• [TASKS TO PERFORM]
(1) Answer these questions from the FDA malfunction report:
(a) What product code is given?
(b) What reporter location is given?
(c) On average, how many days passed between error reports?
(2) Reproduce the part of the FDA malfunction report that opens with the words containing "THE SITE HAD" and closes with "GENERATED THE ERROR.", substituting "FIELD TECHNICIAN" for "SERVICE ENGINEER".
(3) In the FDA malfunction report, list each labeled field whose value is a date, together with that date.

• [EXERCISE TEXT]

*** Block opens ***

FDA Adverse Event Malfunction Summary report: N

CXR4

MDR report key: 3994779 · Received June 13, 2014

Report

Report Number
8030405-2014-00004
Event Type
Malfunction
Date Received
June 13, 2014
Date of Event
May 21, 2014
Report Date
May 22, 2014
Manufacturer
HITACHI MEDICAL CORP.,
Product Code
JAK
PMA / PMN Number
K040902
Product Problem
Yes
Report Source
Manufacturer report
Reporter Location
IL, US
Reporter Occupation
OTHER HEALTH CARE PROFESSIONAL

Narratives

Additional Manufacturer Narrative · 1

THE SITE HAD REPORTED VERY INTERMITTENT COMMUNICATION ERRORS, CODE 0T04. THE TIME PERIOD OF THE REPORTS WERE FROM (B)(6) 2014, BUT THE NATURE OF THE PROBLEM MADE IT EXTREMELY DIFFICULT FOR OUR SERVICE PERSONNEL TO REPRODUCE. THE FREQUENCY BETWEEN ERROR REPORTS AVERAGED 6 DAYS. SOME COMPONENTS WERE REPLACED DURING THAT PERIOD, BUT THE ERROR CONTINUED TO OCCUR. THE CUSTOMER DID NOT ALLOW HITACHI SERVICE EXTENSIVE TROUBLESHOOTING UNTIL THE REPORT OF (B)(6) 2014 AFTER WE HAD DISCOVERED THAT THEY HAD PERFORMED THE REPEATED SCANS ON A PATIENT. AT THAT TIME WE INSISTED THAT THE SYSTEM BE CONSIDERED DOWN. DURING TROUBLESHOOTING LAST WEEK, THE SERVICE ENGINEER WAS ABLE TO REPRODUCE THE ERROR MORE OFTEN. AFTER THE SYSTEM'S X-RAY TUBE WAS REPLACED ON (B)(4) 2014, THE ERROR HAS NOT RE-OCCURRED. HITACHI BELIEVES NOISE THAT INTERRUPTED SYSTEM COMMUNICATIONS AND GENERATED THE ERROR.

*** Block closes ***

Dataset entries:
*** Block opens ***

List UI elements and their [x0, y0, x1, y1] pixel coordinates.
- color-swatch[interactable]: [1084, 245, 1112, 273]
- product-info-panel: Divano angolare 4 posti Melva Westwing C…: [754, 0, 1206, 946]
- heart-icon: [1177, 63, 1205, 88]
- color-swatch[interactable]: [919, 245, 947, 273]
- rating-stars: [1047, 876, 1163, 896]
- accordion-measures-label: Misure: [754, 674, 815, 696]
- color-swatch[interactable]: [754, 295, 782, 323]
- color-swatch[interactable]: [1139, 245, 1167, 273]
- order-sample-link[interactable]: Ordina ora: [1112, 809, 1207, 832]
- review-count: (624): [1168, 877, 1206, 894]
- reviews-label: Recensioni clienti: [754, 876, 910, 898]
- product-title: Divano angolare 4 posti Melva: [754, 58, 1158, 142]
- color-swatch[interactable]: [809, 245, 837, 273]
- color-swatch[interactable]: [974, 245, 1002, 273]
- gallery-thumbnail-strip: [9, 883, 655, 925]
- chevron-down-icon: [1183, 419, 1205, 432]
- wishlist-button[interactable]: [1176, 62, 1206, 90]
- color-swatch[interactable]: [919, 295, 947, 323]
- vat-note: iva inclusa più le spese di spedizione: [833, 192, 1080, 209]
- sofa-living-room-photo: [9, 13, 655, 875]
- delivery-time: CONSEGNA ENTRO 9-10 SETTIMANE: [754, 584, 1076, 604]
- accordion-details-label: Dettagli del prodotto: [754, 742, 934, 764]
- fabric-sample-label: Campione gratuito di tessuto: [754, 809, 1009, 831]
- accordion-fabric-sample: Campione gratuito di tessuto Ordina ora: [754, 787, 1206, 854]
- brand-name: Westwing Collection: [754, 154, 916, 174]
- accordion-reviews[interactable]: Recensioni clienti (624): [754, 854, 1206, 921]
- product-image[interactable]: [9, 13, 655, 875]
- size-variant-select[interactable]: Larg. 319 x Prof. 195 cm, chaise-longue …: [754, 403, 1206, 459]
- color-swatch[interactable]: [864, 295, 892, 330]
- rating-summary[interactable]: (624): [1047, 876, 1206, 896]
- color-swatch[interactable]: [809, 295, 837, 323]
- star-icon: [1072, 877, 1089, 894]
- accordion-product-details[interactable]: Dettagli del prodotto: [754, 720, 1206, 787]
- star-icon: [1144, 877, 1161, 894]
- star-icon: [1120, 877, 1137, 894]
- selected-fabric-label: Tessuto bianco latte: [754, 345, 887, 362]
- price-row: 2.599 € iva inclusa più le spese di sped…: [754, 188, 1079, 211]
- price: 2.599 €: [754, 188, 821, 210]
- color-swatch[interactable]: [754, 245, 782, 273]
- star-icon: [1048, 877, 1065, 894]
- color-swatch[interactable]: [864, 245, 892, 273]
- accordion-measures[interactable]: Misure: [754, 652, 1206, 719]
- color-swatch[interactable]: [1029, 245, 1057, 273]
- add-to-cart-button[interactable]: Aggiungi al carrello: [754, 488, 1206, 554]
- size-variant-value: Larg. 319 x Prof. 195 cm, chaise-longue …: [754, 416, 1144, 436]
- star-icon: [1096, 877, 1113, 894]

*** Block closes ***

• [SOLUTIONS TO THE PROBLEMS]
(1)
(a) JAK
(b) IL, US
(c) 6 days

(2)
THE SITE HAD REPORTED VERY INTERMITTENT COMMUNICATION ERRORS, CODE 0T04. THE TIME PERIOD OF THE REPORTS WERE FROM (B)(6) 2014, BUT THE NATURE OF THE PROBLEM MADE IT EXTREMELY DIFFICULT FOR OUR SERVICE PERSONNEL TO REPRODUCE. THE FREQUENCY BETWEEN ERROR REPORTS AVERAGED 6 DAYS. SOME COMPONENTS WERE REPLACED DURING THAT PERIOD, BUT THE ERROR CONTINUED TO OCCUR. THE CUSTOMER DID NOT ALLOW HITACHI SERVICE EXTENSIVE TROUBLESHOOTING UNTIL THE REPORT OF (B)(6) 2014 AFTER WE HAD DISCOVERED THAT THEY HAD PERFORMED THE REPEATED SCANS ON A PATIENT. AT THAT TIME WE INSISTED THAT THE SYSTEM BE CONSIDERED DOWN. DURING TROUBLESHOOTING LAST WEEK, THE FIELD TECHNICIAN WAS ABLE TO REPRODUCE THE ERROR MORE OFTEN. AFTER THE SYSTEM'S X-RAY TUBE WAS REPLACED ON (B)(4) 2014, THE ERROR HAS NOT RE-OCCURRED. HITACHI BELIEVES NOISE THAT INTERRUPTED SYSTEM COMMUNICATIONS AND GENERATED THE ERROR.

(3)
Date Received: June 13, 2014
Date of Event: May 21, 2014
Report Date: May 22, 2014